* **Extracted entries**
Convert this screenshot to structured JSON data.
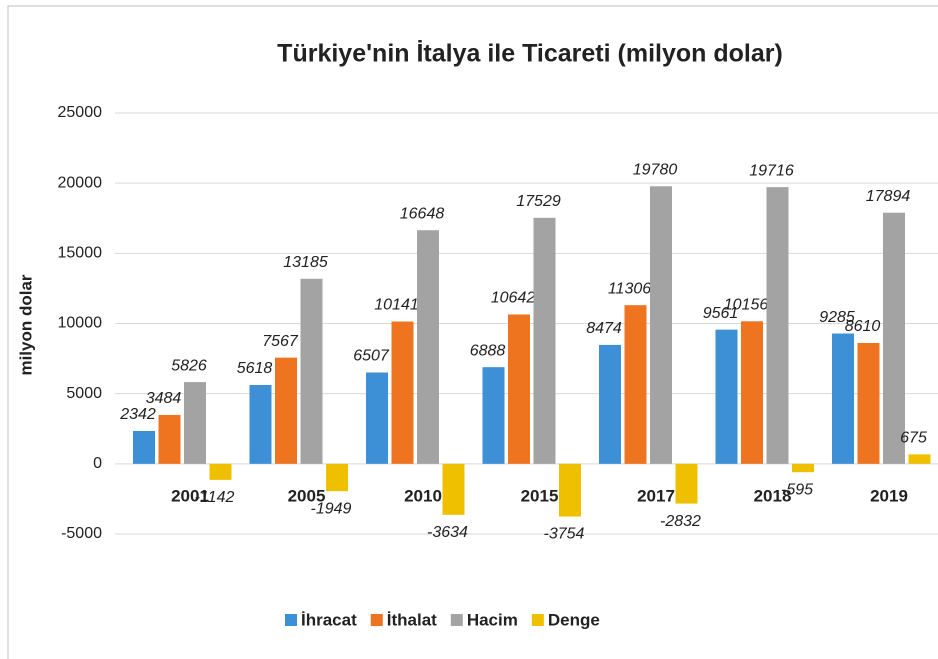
{
  "chart_data": {
    "type": "bar",
    "title": "Türkiye'nin İtalya ile Ticareti (milyon dolar)",
    "y_label": "milyon dolar",
    "categories": [
      "2001",
      "2005",
      "2010",
      "2015",
      "2017",
      "2018",
      "2019"
    ],
    "series": [
      {
        "name": "İhracat",
        "color": "#3d8fd6",
        "values": [
          2342,
          5618,
          6507,
          6888,
          8474,
          9561,
          9285
        ]
      },
      {
        "name": "İthalat",
        "color": "#ee7420",
        "values": [
          3484,
          7567,
          10141,
          10642,
          11306,
          10156,
          8610
        ]
      },
      {
        "name": "Hacim",
        "color": "#a3a3a3",
        "values": [
          5826,
          13185,
          16648,
          17529,
          19780,
          19716,
          17894
        ]
      },
      {
        "name": "Denge",
        "color": "#eec000",
        "values": [
          -1142,
          -1949,
          -3634,
          -3754,
          -2832,
          -595,
          675
        ]
      }
    ],
    "ylim": [
      -5000,
      25000
    ],
    "yticks": [
      -5000,
      0,
      5000,
      10000,
      15000,
      20000,
      25000
    ],
    "grid": true,
    "legend": "bottom"
  }
}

* **Given exercise**
The records above are to be quoted exactly, with all pictures left out.

* **Right answer**
Convert this screenshot to structured JSON data.
{
  "chart_data": {
    "type": "bar",
    "title": "Türkiye'nin İtalya ile Ticareti (milyon dolar)",
    "y_label": "milyon dolar",
    "categories": [
      "2001",
      "2005",
      "2010",
      "2015",
      "2017",
      "2018",
      "2019"
    ],
    "series": [
      {
        "name": "İhracat",
        "color": "#3d8fd6",
        "values": [
          2342,
          5618,
          6507,
          6888,
          8474,
          9561,
          9285
        ]
      },
      {
        "name": "İthalat",
        "color": "#ee7420",
        "values": [
          3484,
          7567,
          10141,
          10642,
          11306,
          10156,
          8610
        ]
      },
      {
        "name": "Hacim",
        "color": "#a3a3a3",
        "values": [
          5826,
          13185,
          16648,
          17529,
          19780,
          19716,
          17894
        ]
      },
      {
        "name": "Denge",
        "color": "#eec000",
        "values": [
          -1142,
          -1949,
          -3634,
          -3754,
          -2832,
          -595,
          675
        ]
      }
    ],
    "ylim": [
      -5000,
      25000
    ],
    "yticks": [
      -5000,
      0,
      5000,
      10000,
      15000,
      20000,
      25000
    ],
    "grid": true,
    "legend": "bottom"
  }
}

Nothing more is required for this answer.